**Exercise objective**
Every line of the material is to be repeated exactly as it stands.

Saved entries

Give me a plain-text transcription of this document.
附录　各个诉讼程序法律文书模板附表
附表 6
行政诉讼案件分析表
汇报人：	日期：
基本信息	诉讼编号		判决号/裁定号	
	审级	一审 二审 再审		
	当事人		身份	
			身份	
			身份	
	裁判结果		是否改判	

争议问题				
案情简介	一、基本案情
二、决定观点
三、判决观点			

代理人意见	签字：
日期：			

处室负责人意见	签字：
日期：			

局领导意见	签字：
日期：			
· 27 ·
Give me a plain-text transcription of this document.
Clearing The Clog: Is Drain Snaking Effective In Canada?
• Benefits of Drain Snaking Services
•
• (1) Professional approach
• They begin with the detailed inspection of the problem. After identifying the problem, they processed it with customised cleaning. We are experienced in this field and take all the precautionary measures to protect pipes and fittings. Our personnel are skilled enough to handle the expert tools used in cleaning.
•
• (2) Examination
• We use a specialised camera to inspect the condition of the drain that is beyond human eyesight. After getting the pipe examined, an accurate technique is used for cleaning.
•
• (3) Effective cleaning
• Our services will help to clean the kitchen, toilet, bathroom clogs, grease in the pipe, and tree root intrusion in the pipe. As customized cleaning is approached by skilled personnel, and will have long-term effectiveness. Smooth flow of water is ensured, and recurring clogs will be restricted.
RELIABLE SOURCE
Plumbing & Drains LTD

**Expected output**
Give me a plain-text transcription of this document.
附录　各个诉讼程序法律文书模板附表
附表 6
行政诉讼案件分析表
汇报人：	日期：
基本信息	诉讼编号		判决号/裁定号	
	审级	一审 二审 再审		
	当事人		身份	
			身份	
			身份	
	裁判结果		是否改判	

争议问题				
案情简介	一、基本案情
二、决定观点
三、判决观点			

代理人意见	签字：
日期：			

处室负责人意见	签字：
日期：			

局领导意见	签字：
日期：			
· 27 ·
Give me a plain-text transcription of this document.
Clearing The Clog: Is Drain Snaking Effective In Canada?
• Benefits of Drain Snaking Services
•
• (1) Professional approach
• They begin with the detailed inspection of the problem. After identifying the problem, they processed it with customised cleaning. We are experienced in this field and take all the precautionary measures to protect pipes and fittings. Our personnel are skilled enough to handle the expert tools used in cleaning.
•
• (2) Examination
• We use a specialised camera to inspect the condition of the drain that is beyond human eyesight. After getting the pipe examined, an accurate technique is used for cleaning.
•
• (3) Effective cleaning
• Our services will help to clean the kitchen, toilet, bathroom clogs, grease in the pipe, and tree root intrusion in the pipe. As customized cleaning is approached by skilled personnel, and will have long-term effectiveness. Smooth flow of water is ensured, and recurring clogs will be restricted.
RELIABLE SOURCE
Plumbing & Drains LTD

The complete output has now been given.